Exercise details: Reproduce all of the data below without alteration; exclude every picture.

Stored records:
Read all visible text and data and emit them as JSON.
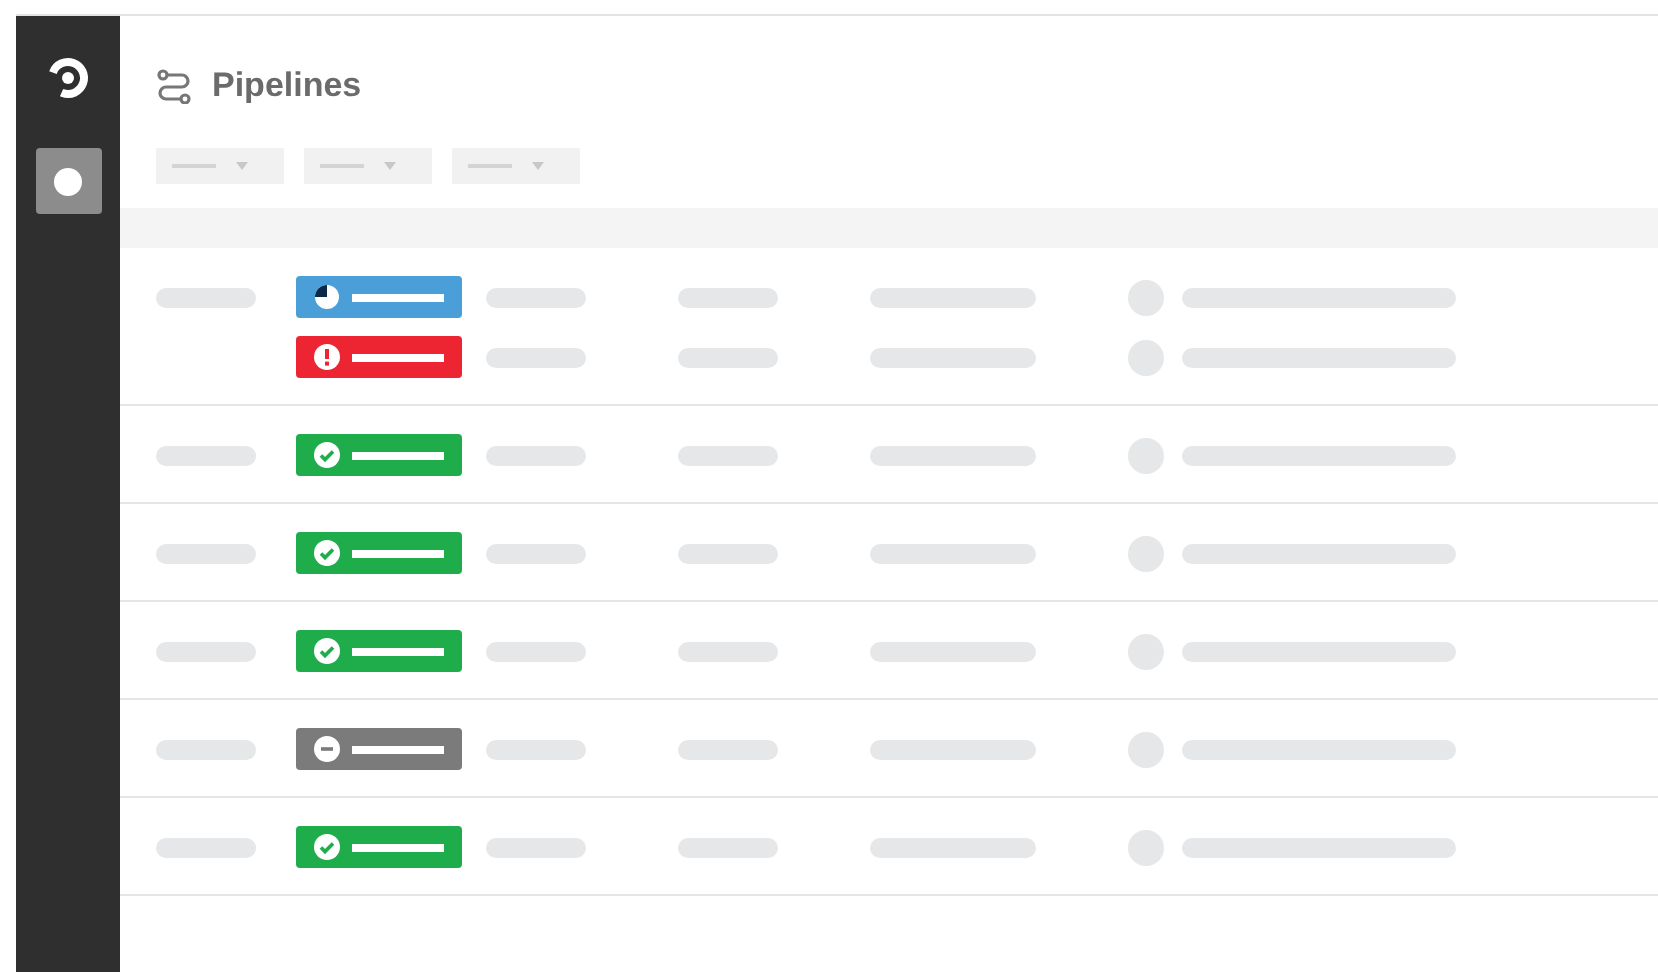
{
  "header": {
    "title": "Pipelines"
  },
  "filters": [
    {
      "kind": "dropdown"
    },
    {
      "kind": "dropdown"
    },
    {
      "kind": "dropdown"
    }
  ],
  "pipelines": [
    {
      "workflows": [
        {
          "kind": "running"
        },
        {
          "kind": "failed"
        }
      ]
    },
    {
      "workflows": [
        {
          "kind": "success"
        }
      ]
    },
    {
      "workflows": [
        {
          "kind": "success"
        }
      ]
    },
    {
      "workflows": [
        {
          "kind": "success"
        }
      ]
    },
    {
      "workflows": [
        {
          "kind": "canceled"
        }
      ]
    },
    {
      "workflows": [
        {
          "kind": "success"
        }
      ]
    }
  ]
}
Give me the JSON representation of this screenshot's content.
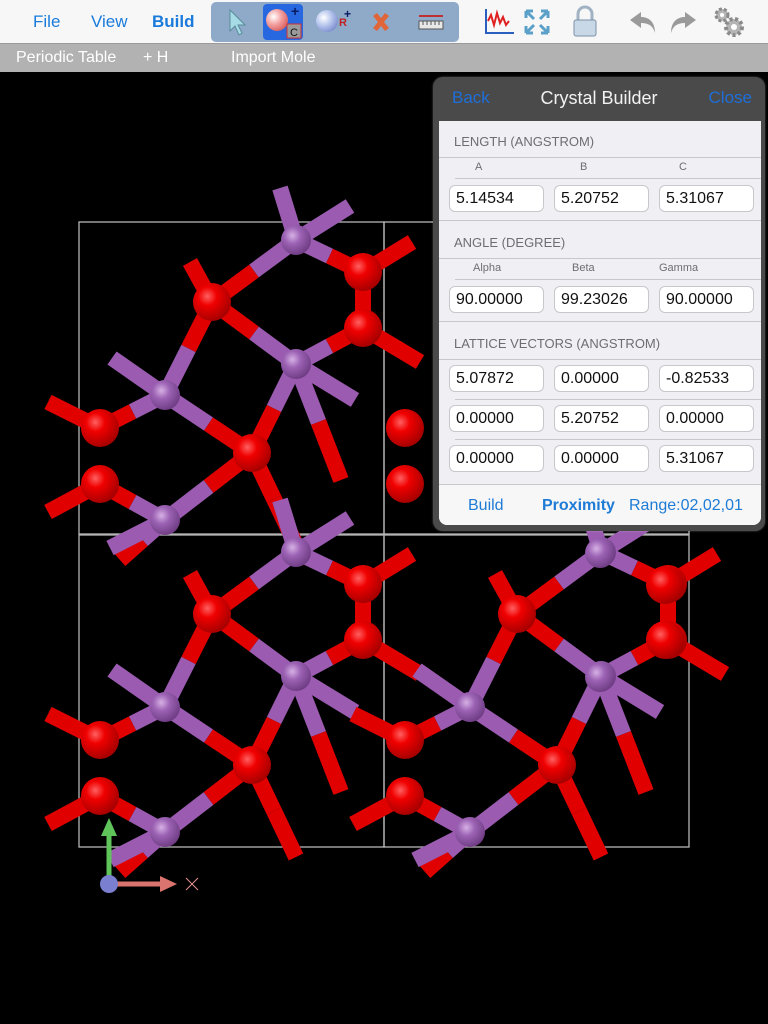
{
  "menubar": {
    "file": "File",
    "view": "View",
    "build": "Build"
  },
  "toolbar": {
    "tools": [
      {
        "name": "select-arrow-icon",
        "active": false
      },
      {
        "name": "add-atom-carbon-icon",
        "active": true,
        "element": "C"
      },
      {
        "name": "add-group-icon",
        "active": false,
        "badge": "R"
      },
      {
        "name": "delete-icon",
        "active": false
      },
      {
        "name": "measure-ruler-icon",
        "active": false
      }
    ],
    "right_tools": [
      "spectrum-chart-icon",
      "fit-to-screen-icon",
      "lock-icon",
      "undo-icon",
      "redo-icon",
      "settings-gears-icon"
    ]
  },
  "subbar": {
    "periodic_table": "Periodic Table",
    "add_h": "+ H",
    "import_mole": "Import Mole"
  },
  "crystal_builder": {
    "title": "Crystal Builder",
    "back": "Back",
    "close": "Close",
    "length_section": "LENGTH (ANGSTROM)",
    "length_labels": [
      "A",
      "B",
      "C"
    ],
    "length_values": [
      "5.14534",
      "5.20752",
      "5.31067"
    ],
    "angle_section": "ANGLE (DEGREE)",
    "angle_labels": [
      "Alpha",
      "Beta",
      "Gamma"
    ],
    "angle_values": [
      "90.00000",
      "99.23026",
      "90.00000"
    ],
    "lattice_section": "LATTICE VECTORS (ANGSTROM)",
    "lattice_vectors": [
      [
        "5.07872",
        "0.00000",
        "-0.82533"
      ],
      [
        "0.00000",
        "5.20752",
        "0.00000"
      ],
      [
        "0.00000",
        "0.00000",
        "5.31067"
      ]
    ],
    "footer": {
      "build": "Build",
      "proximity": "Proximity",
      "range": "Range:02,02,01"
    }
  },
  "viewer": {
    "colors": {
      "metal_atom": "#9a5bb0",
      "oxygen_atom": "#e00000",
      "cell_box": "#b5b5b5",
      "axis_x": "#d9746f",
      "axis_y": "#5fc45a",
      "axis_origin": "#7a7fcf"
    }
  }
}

Exercise output:
Read all visible text and data and emit them as JSON.
{
  "header": {
    "title": "Pipelines"
  },
  "filters": [
    {
      "kind": "dropdown"
    },
    {
      "kind": "dropdown"
    },
    {
      "kind": "dropdown"
    }
  ],
  "pipelines": [
    {
      "workflows": [
        {
          "kind": "running"
        },
        {
          "kind": "failed"
        }
      ]
    },
    {
      "workflows": [
        {
          "kind": "success"
        }
      ]
    },
    {
      "workflows": [
        {
          "kind": "success"
        }
      ]
    },
    {
      "workflows": [
        {
          "kind": "success"
        }
      ]
    },
    {
      "workflows": [
        {
          "kind": "canceled"
        }
      ]
    },
    {
      "workflows": [
        {
          "kind": "success"
        }
      ]
    }
  ]
}
Give me the JSON representation of this screenshot's content.
{
  "menubar": {
    "file": "File",
    "view": "View",
    "build": "Build"
  },
  "toolbar": {
    "tools": [
      {
        "name": "select-arrow-icon",
        "active": false
      },
      {
        "name": "add-atom-carbon-icon",
        "active": true,
        "element": "C"
      },
      {
        "name": "add-group-icon",
        "active": false,
        "badge": "R"
      },
      {
        "name": "delete-icon",
        "active": false
      },
      {
        "name": "measure-ruler-icon",
        "active": false
      }
    ],
    "right_tools": [
      "spectrum-chart-icon",
      "fit-to-screen-icon",
      "lock-icon",
      "undo-icon",
      "redo-icon",
      "settings-gears-icon"
    ]
  },
  "subbar": {
    "periodic_table": "Periodic Table",
    "add_h": "+ H",
    "import_mole": "Import Mole"
  },
  "crystal_builder": {
    "title": "Crystal Builder",
    "back": "Back",
    "close": "Close",
    "length_section": "LENGTH (ANGSTROM)",
    "length_labels": [
      "A",
      "B",
      "C"
    ],
    "length_values": [
      "5.14534",
      "5.20752",
      "5.31067"
    ],
    "angle_section": "ANGLE (DEGREE)",
    "angle_labels": [
      "Alpha",
      "Beta",
      "Gamma"
    ],
    "angle_values": [
      "90.00000",
      "99.23026",
      "90.00000"
    ],
    "lattice_section": "LATTICE VECTORS (ANGSTROM)",
    "lattice_vectors": [
      [
        "5.07872",
        "0.00000",
        "-0.82533"
      ],
      [
        "0.00000",
        "5.20752",
        "0.00000"
      ],
      [
        "0.00000",
        "0.00000",
        "5.31067"
      ]
    ],
    "footer": {
      "build": "Build",
      "proximity": "Proximity",
      "range": "Range:02,02,01"
    }
  },
  "viewer": {
    "colors": {
      "metal_atom": "#9a5bb0",
      "oxygen_atom": "#e00000",
      "cell_box": "#b5b5b5",
      "axis_x": "#d9746f",
      "axis_y": "#5fc45a",
      "axis_origin": "#7a7fcf"
    }
  }
}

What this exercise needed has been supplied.